** start Raw records **
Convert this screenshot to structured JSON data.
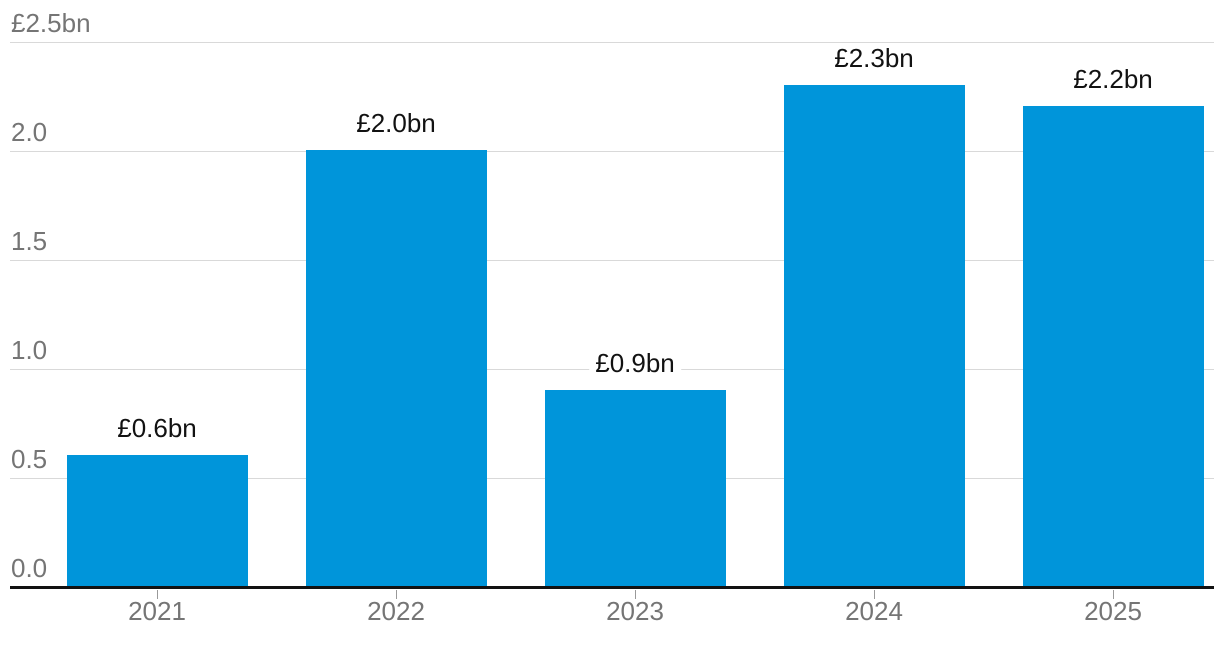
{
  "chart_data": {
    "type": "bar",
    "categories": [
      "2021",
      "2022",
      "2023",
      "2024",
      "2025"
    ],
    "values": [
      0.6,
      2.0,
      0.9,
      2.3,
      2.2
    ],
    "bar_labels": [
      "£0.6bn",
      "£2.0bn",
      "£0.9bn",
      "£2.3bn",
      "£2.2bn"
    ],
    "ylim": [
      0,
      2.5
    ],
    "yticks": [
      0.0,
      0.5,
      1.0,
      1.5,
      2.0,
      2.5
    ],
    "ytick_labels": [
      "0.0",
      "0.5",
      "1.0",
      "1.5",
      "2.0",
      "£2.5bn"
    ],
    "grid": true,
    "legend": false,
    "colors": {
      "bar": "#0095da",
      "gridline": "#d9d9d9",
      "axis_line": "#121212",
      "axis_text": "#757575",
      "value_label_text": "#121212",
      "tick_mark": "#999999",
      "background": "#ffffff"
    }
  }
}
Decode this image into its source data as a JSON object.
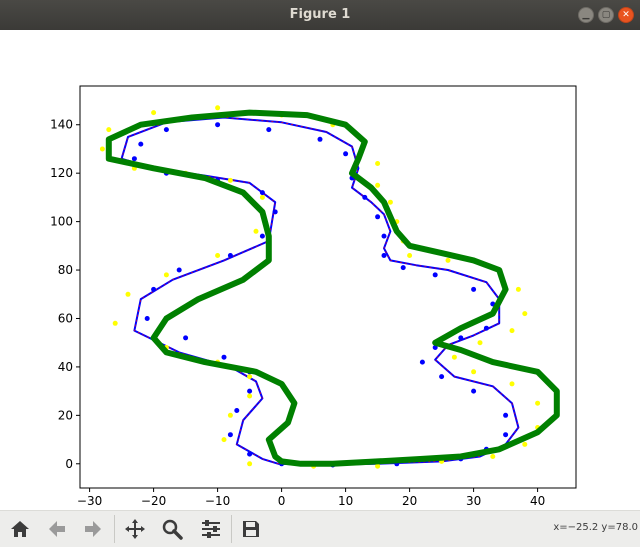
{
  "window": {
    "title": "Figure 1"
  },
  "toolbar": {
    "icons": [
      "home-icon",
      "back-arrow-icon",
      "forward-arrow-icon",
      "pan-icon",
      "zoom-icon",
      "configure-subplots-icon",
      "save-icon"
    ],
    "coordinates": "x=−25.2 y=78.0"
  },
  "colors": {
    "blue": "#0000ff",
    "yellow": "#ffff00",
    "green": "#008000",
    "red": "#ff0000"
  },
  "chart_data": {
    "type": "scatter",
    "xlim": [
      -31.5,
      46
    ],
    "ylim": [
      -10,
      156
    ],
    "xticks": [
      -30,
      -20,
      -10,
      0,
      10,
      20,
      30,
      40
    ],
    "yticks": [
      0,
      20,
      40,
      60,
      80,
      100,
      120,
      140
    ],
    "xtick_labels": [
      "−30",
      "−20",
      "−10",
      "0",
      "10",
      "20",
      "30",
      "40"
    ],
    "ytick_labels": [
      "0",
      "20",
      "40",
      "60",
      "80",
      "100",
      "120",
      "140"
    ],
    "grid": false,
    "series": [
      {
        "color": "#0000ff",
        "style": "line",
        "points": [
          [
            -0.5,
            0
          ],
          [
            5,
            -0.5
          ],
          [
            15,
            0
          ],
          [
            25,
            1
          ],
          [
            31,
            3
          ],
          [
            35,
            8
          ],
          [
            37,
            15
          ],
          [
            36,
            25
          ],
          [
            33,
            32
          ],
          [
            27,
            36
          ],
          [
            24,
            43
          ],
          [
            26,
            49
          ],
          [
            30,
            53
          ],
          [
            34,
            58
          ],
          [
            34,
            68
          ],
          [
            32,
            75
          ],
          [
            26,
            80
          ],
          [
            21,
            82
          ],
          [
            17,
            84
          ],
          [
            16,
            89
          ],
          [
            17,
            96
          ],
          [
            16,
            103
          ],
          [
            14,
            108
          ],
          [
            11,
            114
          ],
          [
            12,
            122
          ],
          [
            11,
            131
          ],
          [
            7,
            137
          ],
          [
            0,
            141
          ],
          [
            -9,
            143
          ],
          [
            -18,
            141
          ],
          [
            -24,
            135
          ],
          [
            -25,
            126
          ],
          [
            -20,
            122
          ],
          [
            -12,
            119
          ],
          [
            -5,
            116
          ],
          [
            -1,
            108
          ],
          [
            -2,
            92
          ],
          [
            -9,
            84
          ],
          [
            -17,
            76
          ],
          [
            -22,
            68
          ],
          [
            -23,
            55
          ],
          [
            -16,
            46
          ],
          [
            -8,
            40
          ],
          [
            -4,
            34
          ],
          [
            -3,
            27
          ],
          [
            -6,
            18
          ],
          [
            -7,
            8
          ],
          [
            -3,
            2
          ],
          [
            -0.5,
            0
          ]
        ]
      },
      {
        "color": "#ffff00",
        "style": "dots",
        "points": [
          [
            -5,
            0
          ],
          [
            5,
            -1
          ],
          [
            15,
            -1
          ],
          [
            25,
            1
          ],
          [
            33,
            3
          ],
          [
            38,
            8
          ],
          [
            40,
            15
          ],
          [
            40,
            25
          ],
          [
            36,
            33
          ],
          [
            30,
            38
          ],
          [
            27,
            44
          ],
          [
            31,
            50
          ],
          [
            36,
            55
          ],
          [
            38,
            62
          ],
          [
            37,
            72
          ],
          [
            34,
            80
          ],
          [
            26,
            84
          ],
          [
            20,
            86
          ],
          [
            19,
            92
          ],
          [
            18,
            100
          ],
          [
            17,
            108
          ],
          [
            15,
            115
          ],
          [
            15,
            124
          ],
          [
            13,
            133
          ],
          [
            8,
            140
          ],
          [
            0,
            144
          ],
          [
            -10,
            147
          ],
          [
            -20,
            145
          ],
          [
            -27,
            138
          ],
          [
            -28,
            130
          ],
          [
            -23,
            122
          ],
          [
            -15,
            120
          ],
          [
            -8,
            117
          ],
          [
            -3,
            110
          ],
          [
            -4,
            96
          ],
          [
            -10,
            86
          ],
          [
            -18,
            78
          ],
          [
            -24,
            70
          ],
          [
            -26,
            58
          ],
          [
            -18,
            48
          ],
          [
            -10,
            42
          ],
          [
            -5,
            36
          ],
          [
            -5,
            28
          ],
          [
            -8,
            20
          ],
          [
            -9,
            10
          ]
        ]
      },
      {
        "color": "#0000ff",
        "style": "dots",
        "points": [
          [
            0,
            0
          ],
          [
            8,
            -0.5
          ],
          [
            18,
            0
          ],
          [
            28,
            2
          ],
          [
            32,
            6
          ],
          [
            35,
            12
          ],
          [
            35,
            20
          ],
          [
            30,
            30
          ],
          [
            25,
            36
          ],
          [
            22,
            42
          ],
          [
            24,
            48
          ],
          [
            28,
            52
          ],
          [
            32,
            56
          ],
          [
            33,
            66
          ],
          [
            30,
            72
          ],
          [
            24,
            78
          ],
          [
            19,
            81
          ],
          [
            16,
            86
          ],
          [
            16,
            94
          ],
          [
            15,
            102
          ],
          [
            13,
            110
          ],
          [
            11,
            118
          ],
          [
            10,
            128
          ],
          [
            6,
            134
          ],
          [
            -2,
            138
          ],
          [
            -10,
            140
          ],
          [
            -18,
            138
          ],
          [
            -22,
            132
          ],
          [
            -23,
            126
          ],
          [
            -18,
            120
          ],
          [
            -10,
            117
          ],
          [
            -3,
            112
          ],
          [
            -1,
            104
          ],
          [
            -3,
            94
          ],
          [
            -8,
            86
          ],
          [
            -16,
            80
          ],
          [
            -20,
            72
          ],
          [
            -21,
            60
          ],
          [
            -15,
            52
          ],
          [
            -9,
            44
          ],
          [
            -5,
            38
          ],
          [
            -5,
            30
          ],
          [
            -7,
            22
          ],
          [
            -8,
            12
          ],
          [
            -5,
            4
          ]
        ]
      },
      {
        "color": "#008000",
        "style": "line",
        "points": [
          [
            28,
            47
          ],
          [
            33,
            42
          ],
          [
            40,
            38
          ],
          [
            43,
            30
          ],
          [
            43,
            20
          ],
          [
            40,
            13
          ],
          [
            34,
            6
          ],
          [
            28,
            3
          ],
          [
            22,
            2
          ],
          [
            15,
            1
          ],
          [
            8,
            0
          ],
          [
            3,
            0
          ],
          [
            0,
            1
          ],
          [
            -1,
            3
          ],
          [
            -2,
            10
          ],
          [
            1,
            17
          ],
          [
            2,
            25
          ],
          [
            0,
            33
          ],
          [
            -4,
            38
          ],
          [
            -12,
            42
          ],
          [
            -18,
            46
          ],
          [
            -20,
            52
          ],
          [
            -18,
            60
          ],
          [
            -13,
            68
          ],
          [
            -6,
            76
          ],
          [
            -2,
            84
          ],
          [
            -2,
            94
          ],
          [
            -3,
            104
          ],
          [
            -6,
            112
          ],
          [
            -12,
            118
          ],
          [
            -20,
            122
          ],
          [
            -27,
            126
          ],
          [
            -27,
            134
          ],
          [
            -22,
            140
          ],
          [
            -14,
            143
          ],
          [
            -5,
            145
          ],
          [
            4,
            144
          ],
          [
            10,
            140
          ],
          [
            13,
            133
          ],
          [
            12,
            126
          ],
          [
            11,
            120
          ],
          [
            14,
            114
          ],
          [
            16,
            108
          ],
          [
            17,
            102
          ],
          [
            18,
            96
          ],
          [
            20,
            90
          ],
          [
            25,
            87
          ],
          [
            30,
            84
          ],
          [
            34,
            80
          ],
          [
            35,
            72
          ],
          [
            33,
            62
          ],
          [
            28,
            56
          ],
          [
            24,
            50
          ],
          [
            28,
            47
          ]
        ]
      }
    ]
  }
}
** end Raw records **
** start Raw records **
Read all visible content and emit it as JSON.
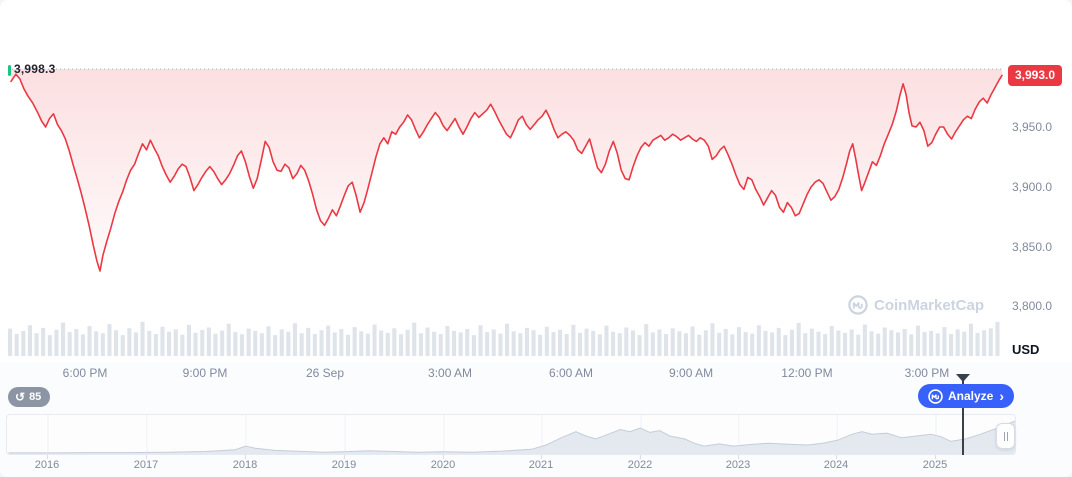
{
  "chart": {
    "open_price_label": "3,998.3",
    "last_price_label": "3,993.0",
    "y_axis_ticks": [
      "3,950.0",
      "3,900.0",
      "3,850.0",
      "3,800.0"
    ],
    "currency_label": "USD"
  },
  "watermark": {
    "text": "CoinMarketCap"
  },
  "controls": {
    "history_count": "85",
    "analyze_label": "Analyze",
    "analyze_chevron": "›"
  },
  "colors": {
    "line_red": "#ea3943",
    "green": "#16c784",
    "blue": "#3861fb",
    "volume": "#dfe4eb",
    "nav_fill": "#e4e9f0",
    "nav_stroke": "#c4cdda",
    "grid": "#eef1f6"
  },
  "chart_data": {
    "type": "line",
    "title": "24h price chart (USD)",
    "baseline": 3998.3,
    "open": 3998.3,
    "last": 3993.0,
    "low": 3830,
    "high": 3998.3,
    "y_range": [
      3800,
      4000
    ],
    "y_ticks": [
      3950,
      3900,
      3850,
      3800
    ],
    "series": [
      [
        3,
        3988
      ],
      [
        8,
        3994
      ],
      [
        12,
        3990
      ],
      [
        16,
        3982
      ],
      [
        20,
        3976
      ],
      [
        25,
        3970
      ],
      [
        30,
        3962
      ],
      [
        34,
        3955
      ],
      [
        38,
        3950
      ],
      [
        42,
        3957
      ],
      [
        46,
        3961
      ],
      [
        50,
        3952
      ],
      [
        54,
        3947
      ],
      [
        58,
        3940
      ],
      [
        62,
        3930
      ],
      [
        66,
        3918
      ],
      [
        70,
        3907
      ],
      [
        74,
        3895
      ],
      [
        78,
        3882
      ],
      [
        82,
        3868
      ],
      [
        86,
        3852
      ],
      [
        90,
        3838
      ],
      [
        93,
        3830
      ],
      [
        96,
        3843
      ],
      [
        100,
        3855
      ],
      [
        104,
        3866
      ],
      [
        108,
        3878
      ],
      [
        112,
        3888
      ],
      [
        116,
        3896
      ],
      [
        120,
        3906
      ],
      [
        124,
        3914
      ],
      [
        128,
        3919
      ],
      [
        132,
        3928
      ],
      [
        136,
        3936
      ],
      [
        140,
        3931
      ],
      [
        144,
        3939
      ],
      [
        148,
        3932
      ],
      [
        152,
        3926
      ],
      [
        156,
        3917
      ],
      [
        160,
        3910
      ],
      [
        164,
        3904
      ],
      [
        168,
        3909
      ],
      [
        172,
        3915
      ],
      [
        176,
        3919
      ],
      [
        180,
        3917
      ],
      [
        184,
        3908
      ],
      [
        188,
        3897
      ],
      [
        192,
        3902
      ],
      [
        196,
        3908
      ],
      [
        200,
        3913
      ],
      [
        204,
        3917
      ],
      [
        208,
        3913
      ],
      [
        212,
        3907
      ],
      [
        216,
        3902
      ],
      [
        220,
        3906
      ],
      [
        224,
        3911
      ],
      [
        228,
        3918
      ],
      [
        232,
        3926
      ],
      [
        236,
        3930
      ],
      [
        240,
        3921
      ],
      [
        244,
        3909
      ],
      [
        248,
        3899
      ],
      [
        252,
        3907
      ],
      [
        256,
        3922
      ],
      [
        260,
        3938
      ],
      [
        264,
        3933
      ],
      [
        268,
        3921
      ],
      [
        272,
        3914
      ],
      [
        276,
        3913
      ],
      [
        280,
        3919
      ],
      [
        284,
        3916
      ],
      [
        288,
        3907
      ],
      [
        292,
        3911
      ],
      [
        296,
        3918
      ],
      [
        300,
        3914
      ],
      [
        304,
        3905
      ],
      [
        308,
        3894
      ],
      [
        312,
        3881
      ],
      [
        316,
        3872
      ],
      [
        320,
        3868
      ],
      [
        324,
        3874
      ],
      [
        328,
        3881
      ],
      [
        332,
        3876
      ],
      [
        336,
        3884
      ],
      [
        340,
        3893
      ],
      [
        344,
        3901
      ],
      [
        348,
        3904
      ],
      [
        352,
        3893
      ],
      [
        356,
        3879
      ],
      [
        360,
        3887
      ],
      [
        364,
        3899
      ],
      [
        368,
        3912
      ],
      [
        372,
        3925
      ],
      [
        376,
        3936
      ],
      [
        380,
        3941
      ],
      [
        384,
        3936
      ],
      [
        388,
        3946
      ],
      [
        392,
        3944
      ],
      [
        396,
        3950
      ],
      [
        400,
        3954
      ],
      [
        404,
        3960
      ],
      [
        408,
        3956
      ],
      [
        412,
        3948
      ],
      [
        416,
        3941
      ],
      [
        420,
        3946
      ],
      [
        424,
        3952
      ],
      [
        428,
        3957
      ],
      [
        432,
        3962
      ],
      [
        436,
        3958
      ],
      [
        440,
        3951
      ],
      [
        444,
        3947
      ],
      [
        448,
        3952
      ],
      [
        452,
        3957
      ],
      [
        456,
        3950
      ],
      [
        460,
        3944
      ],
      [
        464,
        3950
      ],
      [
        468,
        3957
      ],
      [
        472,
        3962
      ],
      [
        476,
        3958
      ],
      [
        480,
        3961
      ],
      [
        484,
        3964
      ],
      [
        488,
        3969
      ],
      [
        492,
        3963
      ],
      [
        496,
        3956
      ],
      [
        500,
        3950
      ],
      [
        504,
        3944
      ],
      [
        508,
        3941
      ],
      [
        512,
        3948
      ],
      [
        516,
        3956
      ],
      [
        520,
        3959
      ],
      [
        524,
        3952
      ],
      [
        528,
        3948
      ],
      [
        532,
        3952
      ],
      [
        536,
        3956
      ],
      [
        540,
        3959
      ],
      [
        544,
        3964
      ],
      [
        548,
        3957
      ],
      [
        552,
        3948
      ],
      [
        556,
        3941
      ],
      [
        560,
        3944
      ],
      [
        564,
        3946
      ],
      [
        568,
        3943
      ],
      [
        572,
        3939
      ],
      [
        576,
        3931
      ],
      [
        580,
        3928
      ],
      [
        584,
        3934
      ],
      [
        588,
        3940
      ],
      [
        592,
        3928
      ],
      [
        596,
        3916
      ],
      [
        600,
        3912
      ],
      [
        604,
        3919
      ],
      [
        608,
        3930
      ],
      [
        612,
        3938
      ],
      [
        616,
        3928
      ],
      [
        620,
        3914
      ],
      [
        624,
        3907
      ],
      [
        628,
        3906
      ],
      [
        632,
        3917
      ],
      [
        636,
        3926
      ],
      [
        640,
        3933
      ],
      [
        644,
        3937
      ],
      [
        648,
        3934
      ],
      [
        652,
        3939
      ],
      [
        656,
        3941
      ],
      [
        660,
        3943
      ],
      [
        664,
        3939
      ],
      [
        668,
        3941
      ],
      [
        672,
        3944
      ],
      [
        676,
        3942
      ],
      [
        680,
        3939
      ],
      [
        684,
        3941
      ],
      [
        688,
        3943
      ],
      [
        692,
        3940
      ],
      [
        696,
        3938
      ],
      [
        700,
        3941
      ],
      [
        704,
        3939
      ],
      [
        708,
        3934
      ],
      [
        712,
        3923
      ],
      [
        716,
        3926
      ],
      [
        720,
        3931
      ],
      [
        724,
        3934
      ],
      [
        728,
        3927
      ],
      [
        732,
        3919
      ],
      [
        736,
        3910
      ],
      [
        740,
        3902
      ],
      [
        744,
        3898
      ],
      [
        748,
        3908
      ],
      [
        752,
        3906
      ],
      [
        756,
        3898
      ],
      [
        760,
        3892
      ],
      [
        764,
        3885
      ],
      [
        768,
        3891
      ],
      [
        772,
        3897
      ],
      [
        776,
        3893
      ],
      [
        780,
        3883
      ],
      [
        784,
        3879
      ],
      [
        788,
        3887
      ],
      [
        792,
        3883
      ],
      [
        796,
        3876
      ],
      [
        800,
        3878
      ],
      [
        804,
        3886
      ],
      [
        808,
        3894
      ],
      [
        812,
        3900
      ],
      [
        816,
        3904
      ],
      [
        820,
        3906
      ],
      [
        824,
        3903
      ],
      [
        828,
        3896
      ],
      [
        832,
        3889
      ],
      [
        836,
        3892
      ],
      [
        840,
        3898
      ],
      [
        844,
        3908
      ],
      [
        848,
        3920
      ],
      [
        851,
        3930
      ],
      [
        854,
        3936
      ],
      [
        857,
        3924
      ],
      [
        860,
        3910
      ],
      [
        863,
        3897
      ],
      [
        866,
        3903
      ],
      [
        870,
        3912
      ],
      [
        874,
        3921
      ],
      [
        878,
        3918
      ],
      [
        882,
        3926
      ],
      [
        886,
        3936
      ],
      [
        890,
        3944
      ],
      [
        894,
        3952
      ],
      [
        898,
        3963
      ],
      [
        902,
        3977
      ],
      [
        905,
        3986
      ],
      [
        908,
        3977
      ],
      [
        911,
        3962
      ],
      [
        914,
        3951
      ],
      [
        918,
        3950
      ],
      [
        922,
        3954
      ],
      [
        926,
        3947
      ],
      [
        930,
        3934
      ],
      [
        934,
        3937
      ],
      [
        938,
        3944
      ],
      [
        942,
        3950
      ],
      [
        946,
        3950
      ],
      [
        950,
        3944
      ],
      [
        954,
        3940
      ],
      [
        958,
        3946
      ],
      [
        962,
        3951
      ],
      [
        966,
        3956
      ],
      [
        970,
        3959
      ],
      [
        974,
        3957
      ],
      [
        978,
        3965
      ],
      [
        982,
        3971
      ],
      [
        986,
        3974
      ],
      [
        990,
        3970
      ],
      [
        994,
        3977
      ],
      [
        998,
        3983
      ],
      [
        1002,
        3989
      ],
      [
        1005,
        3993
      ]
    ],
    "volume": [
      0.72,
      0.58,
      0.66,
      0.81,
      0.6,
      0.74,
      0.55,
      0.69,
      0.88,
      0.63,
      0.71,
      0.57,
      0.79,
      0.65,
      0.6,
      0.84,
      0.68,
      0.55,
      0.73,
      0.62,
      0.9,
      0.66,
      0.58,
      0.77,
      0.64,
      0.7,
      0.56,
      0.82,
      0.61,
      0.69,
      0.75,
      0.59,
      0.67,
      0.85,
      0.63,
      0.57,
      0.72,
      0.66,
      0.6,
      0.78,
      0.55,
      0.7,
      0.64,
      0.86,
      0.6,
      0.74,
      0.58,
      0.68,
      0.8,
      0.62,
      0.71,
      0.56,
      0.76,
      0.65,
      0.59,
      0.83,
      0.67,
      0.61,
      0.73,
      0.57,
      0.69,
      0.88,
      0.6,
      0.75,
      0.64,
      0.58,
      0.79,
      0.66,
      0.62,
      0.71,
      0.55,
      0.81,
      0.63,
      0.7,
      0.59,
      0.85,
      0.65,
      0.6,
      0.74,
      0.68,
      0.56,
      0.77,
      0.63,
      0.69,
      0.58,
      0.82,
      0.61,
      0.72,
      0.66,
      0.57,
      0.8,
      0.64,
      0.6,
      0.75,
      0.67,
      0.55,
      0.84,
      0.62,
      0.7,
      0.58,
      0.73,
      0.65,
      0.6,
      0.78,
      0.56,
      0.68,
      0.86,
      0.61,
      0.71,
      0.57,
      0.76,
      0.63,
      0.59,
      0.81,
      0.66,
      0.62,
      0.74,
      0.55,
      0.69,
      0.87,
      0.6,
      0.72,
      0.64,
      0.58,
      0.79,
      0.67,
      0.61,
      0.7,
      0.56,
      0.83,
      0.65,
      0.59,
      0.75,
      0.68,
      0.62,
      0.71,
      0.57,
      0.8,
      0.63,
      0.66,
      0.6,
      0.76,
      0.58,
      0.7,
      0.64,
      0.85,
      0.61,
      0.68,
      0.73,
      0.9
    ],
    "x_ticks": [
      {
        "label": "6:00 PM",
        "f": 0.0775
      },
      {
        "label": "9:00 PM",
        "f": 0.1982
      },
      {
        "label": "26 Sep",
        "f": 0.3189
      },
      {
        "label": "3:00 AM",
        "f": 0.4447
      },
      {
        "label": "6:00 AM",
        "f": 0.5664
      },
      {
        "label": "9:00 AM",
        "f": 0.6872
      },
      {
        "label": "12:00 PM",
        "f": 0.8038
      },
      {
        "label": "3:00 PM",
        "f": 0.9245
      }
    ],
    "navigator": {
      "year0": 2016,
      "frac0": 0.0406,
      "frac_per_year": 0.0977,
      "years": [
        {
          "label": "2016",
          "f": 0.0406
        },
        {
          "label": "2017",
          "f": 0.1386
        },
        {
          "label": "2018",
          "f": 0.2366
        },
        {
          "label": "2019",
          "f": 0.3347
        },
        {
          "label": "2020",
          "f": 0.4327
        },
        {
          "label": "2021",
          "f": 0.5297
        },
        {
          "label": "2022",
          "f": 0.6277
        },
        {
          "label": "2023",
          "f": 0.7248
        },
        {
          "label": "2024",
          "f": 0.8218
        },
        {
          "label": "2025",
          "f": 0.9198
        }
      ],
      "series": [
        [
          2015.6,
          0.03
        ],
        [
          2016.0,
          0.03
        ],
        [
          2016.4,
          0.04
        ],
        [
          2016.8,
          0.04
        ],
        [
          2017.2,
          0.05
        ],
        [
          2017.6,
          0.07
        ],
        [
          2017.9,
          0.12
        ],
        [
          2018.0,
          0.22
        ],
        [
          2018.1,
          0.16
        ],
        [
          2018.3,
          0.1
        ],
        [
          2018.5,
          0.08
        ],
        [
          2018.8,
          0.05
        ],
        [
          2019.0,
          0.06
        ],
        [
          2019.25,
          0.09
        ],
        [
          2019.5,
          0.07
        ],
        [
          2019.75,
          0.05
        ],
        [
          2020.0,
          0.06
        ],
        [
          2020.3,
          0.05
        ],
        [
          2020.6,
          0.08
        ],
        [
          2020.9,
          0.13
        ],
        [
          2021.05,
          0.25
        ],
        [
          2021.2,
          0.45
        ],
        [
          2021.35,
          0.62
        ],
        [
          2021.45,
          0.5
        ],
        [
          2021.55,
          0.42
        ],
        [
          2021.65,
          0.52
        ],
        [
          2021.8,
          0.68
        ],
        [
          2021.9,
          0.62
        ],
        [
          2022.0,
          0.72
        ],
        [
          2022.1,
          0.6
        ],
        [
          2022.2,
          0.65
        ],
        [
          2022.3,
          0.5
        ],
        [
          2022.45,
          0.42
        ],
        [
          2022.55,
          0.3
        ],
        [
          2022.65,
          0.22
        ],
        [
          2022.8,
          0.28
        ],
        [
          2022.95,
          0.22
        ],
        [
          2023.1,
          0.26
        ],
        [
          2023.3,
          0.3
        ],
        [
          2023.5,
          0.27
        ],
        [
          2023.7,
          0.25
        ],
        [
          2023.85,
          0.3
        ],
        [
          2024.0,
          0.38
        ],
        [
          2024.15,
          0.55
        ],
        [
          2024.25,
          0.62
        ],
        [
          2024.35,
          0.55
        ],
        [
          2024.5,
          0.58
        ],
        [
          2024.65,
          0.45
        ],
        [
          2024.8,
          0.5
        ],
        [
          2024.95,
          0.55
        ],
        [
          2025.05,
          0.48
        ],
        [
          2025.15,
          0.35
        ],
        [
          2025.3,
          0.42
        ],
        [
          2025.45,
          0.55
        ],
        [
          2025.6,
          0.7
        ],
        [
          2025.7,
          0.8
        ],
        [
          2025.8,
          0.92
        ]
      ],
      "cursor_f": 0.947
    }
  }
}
** end Raw records **
- Given instruction -
Using the records above, say how many lines include the string "title". Only the number is wanted.

- Exercise response -
2